* OBJECTIVE:
Repeat, exactly and completely, the material that follows. Omit the pictures.
○ ○ ○ ○
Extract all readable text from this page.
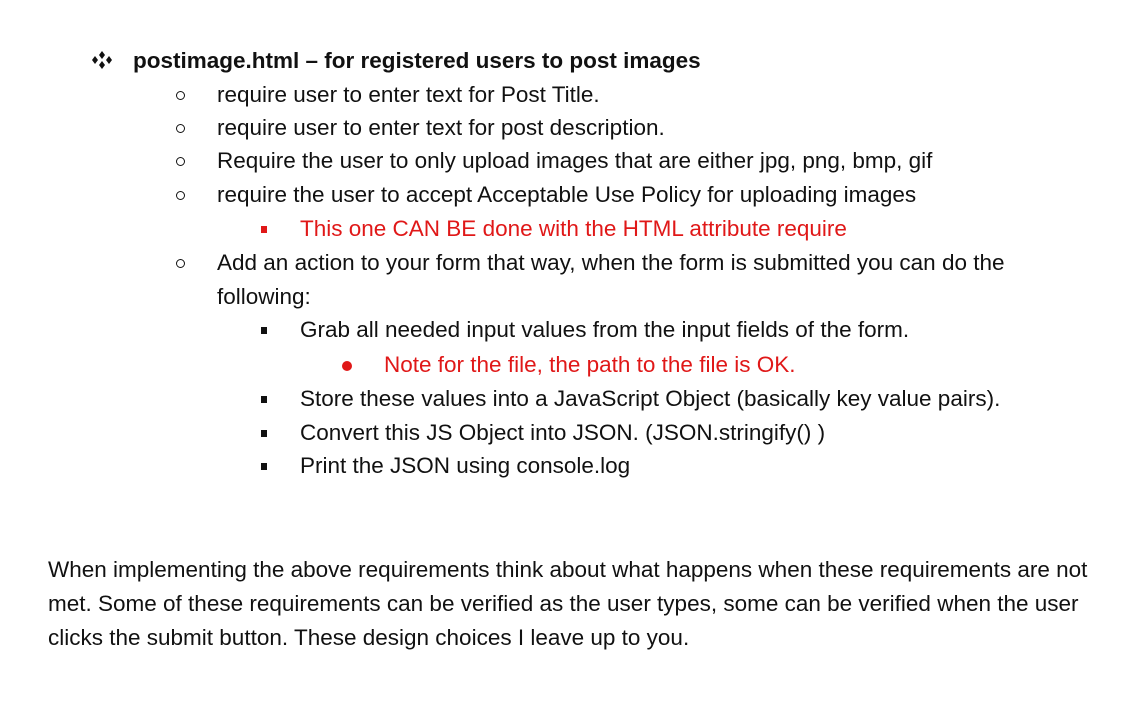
postimage.html – for registered users to post images
require user to enter text for Post Title.
require user to enter text for post description.
Require the user to only upload images that are either jpg, png, bmp, gif
require the user to accept Acceptable Use Policy for uploading images
This one CAN BE done with the HTML attribute require
Add an action to your form that way, when the form is submitted you can do the
following:
Grab all needed input values from the input fields of the form.
Note for the file, the path to the file is OK.
Store these values into a JavaScript Object (basically key value pairs).
Convert this JS Object into JSON. (JSON.stringify() )
Print the JSON using console.log
When implementing the above requirements think about what happens when these requirements are not met. Some of these requirements can be verified as the user types, some can be verified when the user clicks the submit button. These design choices I leave up to you.
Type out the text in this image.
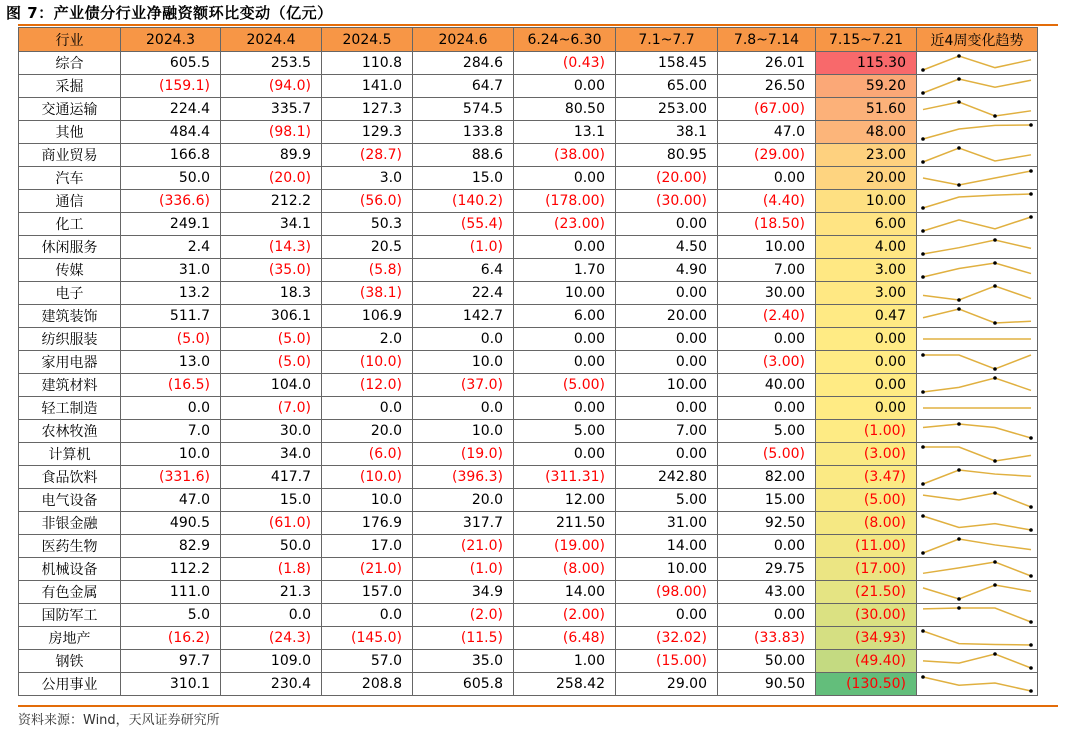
图 7：产业债分行业净融资额环比变动（亿元）
行业	2024.3	2024.4	2024.5	2024.6	6.24~6.30	7.1~7.7	7.8~7.14	7.15~7.21	近4周变化趋势
综合	605.5	253.5	110.8	284.6	(0.43)	158.45	26.01	115.30	

采掘	(159.1)	(94.0)	141.0	64.7	0.00	65.00	26.50	59.20	

交通运输	224.4	335.7	127.3	574.5	80.50	253.00	(67.00)	51.60	

其他	484.4	(98.1)	129.3	133.8	13.1	38.1	47.0	48.00	

商业贸易	166.8	89.9	(28.7)	88.6	(38.00)	80.95	(29.00)	23.00	

汽车	50.0	(20.0)	3.0	15.0	0.00	(20.00)	0.00	20.00	

通信	(336.6)	212.2	(56.0)	(140.2)	(178.00)	(30.00)	(4.40)	10.00	

化工	249.1	34.1	50.3	(55.4)	(23.00)	0.00	(18.50)	6.00	

休闲服务	2.4	(14.3)	20.5	(1.0)	0.00	4.50	10.00	4.00	

传媒	31.0	(35.0)	(5.8)	6.4	1.70	4.90	7.00	3.00	

电子	13.2	18.3	(38.1)	22.4	10.00	0.00	30.00	3.00	

建筑装饰	511.7	306.1	106.9	142.7	6.00	20.00	(2.40)	0.47	

纺织服装	(5.0)	(5.0)	2.0	0.0	0.00	0.00	0.00	0.00	

家用电器	13.0	(5.0)	(10.0)	10.0	0.00	0.00	(3.00)	0.00	

建筑材料	(16.5)	104.0	(12.0)	(37.0)	(5.00)	10.00	40.00	0.00	

轻工制造	0.0	(7.0)	0.0	0.0	0.00	0.00	0.00	0.00	

农林牧渔	7.0	30.0	20.0	10.0	5.00	7.00	5.00	(1.00)	

计算机	10.0	34.0	(6.0)	(19.0)	0.00	0.00	(5.00)	(3.00)	

食品饮料	(331.6)	417.7	(10.0)	(396.3)	(311.31)	242.80	82.00	(3.47)	

电气设备	47.0	15.0	10.0	20.0	12.00	5.00	15.00	(5.00)	

非银金融	490.5	(61.0)	176.9	317.7	211.50	31.00	92.50	(8.00)	

医药生物	82.9	50.0	17.0	(21.0)	(19.00)	14.00	0.00	(11.00)	

机械设备	112.2	(1.8)	(21.0)	(1.0)	(8.00)	10.00	29.75	(17.00)	

有色金属	111.0	21.3	157.0	34.9	14.00	(98.00)	43.00	(21.50)	

国防军工	5.0	0.0	0.0	(2.0)	(2.00)	0.00	0.00	(30.00)	

房地产	(16.2)	(24.3)	(145.0)	(11.5)	(6.48)	(32.02)	(33.83)	(34.93)	

钢铁	97.7	109.0	57.0	35.0	1.00	(15.00)	50.00	(49.40)	

公用事业	310.1	230.4	208.8	605.8	258.42	29.00	90.50	(130.50)	
资料来源：Wind，天风证券研究所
○ ○ ○ ○
* EXPECTED ANSWER:
Extract all readable text from this page.
postimage.html – for registered users to post images
require user to enter text for Post Title.
require user to enter text for post description.
Require the user to only upload images that are either jpg, png, bmp, gif
require the user to accept Acceptable Use Policy for uploading images
This one CAN BE done with the HTML attribute require
Add an action to your form that way, when the form is submitted you can do the
following:
Grab all needed input values from the input fields of the form.
Note for the file, the path to the file is OK.
Store these values into a JavaScript Object (basically key value pairs).
Convert this JS Object into JSON. (JSON.stringify() )
Print the JSON using console.log
When implementing the above requirements think about what happens when these requirements are not met. Some of these requirements can be verified as the user types, some can be verified when the user clicks the submit button. These design choices I leave up to you.
Type out the text in this image.
图 7：产业债分行业净融资额环比变动（亿元）
行业	2024.3	2024.4	2024.5	2024.6	6.24~6.30	7.1~7.7	7.8~7.14	7.15~7.21	近4周变化趋势
综合	605.5	253.5	110.8	284.6	(0.43)	158.45	26.01	115.30	

采掘	(159.1)	(94.0)	141.0	64.7	0.00	65.00	26.50	59.20	

交通运输	224.4	335.7	127.3	574.5	80.50	253.00	(67.00)	51.60	

其他	484.4	(98.1)	129.3	133.8	13.1	38.1	47.0	48.00	

商业贸易	166.8	89.9	(28.7)	88.6	(38.00)	80.95	(29.00)	23.00	

汽车	50.0	(20.0)	3.0	15.0	0.00	(20.00)	0.00	20.00	

通信	(336.6)	212.2	(56.0)	(140.2)	(178.00)	(30.00)	(4.40)	10.00	

化工	249.1	34.1	50.3	(55.4)	(23.00)	0.00	(18.50)	6.00	

休闲服务	2.4	(14.3)	20.5	(1.0)	0.00	4.50	10.00	4.00	

传媒	31.0	(35.0)	(5.8)	6.4	1.70	4.90	7.00	3.00	

电子	13.2	18.3	(38.1)	22.4	10.00	0.00	30.00	3.00	

建筑装饰	511.7	306.1	106.9	142.7	6.00	20.00	(2.40)	0.47	

纺织服装	(5.0)	(5.0)	2.0	0.0	0.00	0.00	0.00	0.00	

家用电器	13.0	(5.0)	(10.0)	10.0	0.00	0.00	(3.00)	0.00	

建筑材料	(16.5)	104.0	(12.0)	(37.0)	(5.00)	10.00	40.00	0.00	

轻工制造	0.0	(7.0)	0.0	0.0	0.00	0.00	0.00	0.00	

农林牧渔	7.0	30.0	20.0	10.0	5.00	7.00	5.00	(1.00)	

计算机	10.0	34.0	(6.0)	(19.0)	0.00	0.00	(5.00)	(3.00)	

食品饮料	(331.6)	417.7	(10.0)	(396.3)	(311.31)	242.80	82.00	(3.47)	

电气设备	47.0	15.0	10.0	20.0	12.00	5.00	15.00	(5.00)	

非银金融	490.5	(61.0)	176.9	317.7	211.50	31.00	92.50	(8.00)	

医药生物	82.9	50.0	17.0	(21.0)	(19.00)	14.00	0.00	(11.00)	

机械设备	112.2	(1.8)	(21.0)	(1.0)	(8.00)	10.00	29.75	(17.00)	

有色金属	111.0	21.3	157.0	34.9	14.00	(98.00)	43.00	(21.50)	

国防军工	5.0	0.0	0.0	(2.0)	(2.00)	0.00	0.00	(30.00)	

房地产	(16.2)	(24.3)	(145.0)	(11.5)	(6.48)	(32.02)	(33.83)	(34.93)	

钢铁	97.7	109.0	57.0	35.0	1.00	(15.00)	50.00	(49.40)	

公用事业	310.1	230.4	208.8	605.8	258.42	29.00	90.50	(130.50)	
资料来源：Wind，天风证券研究所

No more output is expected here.